What you are asked to do:
Select, from the data, each line where "value" occurs.

Information given:
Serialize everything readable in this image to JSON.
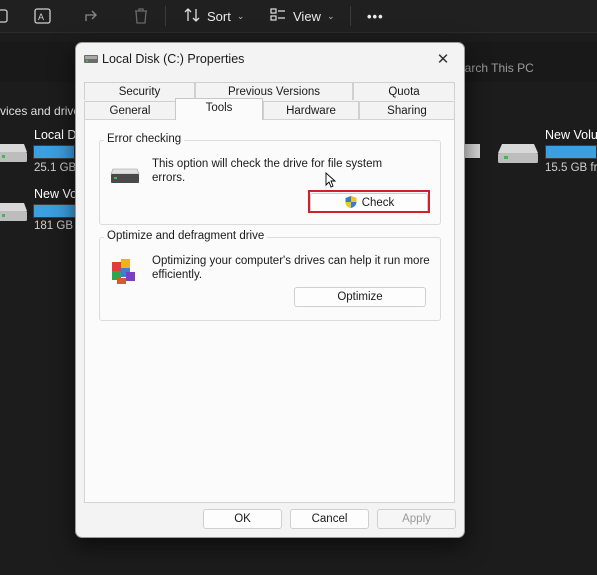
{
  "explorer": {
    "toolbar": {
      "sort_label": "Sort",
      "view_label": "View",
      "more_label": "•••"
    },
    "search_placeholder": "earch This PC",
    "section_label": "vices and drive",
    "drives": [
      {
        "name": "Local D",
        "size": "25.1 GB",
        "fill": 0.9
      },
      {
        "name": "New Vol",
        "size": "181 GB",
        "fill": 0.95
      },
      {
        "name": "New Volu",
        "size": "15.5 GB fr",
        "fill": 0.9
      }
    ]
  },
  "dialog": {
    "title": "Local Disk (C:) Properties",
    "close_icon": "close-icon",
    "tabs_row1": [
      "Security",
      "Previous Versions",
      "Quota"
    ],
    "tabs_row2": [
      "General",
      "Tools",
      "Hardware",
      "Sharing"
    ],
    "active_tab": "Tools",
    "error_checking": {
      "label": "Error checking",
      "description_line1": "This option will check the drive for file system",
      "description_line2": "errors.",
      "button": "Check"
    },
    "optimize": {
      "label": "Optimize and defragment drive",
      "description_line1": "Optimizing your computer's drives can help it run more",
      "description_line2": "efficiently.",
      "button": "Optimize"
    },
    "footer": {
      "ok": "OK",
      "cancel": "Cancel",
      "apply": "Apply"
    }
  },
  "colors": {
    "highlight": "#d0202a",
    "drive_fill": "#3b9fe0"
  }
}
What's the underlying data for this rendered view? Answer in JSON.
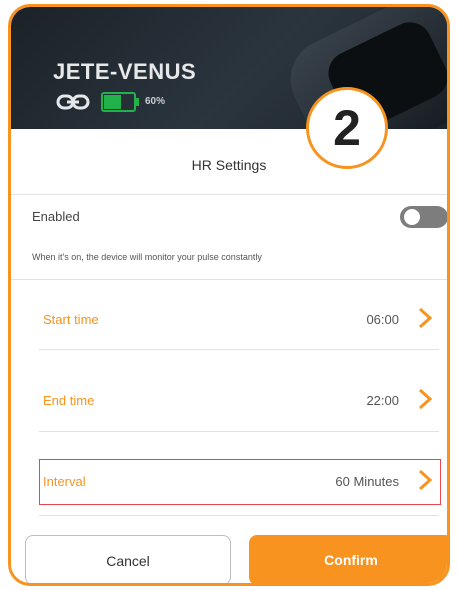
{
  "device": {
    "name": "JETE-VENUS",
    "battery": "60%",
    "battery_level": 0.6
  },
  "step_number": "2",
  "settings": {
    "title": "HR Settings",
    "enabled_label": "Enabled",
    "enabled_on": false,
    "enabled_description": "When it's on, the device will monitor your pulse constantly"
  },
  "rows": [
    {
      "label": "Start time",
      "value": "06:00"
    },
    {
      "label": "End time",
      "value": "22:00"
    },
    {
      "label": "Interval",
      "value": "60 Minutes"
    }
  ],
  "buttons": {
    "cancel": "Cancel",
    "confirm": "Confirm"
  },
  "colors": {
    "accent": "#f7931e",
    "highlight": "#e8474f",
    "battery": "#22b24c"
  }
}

...

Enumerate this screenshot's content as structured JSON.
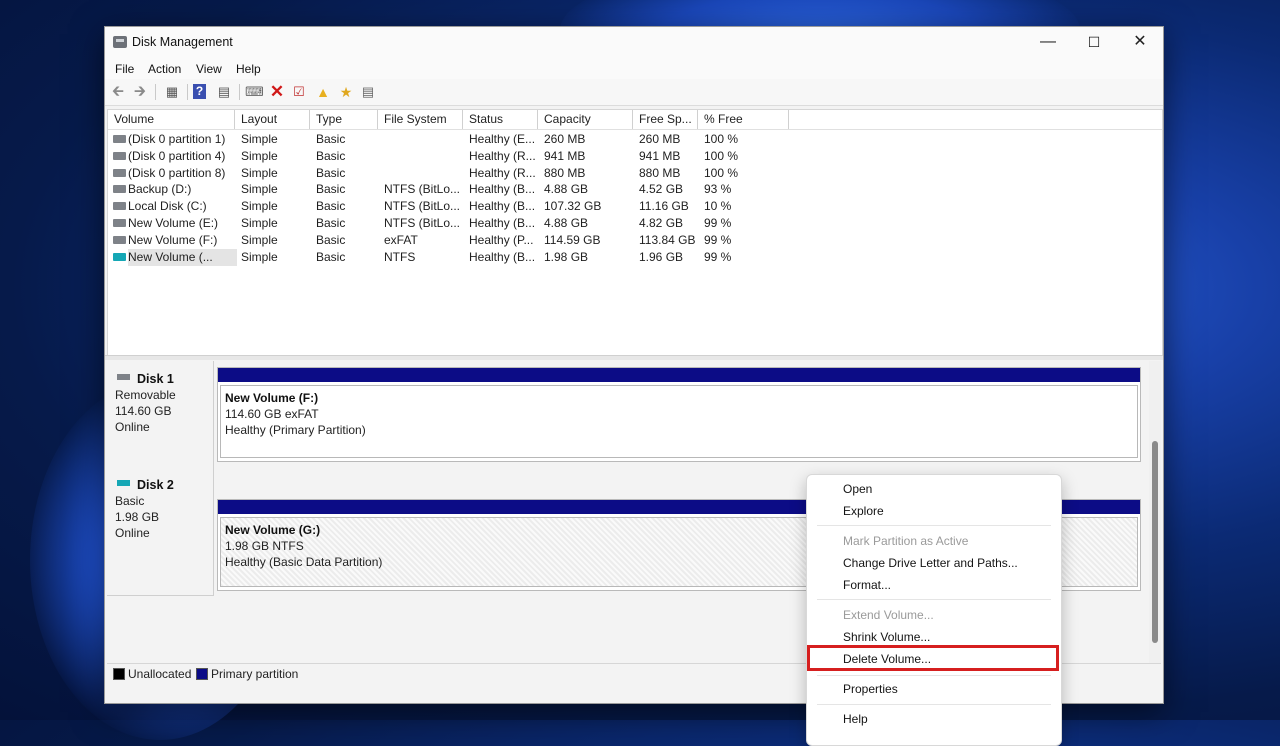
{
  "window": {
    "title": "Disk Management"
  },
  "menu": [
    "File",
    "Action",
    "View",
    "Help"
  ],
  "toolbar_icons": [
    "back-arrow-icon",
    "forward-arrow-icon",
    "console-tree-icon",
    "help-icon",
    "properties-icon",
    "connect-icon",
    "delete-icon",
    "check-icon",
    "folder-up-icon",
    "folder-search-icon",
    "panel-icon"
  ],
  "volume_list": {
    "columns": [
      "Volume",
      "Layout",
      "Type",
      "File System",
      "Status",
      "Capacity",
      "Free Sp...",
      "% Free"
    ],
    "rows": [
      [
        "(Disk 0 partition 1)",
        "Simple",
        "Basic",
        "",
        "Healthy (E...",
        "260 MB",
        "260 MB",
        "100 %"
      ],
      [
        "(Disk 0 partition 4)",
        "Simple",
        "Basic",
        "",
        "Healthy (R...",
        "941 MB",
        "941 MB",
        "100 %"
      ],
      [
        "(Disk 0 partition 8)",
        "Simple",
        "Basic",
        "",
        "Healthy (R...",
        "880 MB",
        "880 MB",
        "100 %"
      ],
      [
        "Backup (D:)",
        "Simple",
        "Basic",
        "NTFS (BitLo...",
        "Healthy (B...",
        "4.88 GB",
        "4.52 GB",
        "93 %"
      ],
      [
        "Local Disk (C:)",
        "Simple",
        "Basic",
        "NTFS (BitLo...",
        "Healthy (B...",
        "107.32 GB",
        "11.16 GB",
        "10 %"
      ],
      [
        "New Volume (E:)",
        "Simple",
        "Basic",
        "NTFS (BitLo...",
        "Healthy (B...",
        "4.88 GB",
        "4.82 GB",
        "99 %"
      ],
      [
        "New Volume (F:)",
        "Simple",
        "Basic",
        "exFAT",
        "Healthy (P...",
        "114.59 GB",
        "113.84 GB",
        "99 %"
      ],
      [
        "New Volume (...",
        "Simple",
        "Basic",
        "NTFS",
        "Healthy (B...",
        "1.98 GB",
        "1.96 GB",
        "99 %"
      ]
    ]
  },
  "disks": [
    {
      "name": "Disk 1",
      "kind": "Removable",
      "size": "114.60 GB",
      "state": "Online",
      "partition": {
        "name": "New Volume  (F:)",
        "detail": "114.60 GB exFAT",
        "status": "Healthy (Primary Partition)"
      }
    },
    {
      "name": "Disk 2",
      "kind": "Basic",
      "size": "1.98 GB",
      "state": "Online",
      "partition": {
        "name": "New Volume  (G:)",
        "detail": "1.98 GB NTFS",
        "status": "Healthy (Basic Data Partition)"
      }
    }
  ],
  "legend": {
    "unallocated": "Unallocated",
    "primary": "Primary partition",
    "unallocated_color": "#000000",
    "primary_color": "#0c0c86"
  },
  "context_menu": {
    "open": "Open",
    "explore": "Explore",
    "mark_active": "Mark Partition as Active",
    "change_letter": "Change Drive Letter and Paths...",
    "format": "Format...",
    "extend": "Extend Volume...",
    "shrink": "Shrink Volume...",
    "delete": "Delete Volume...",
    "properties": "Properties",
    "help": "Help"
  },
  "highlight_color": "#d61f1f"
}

Answer to the task:
      "value": "06:00"
      "value": "22:00"
      "value": "60 Minutes"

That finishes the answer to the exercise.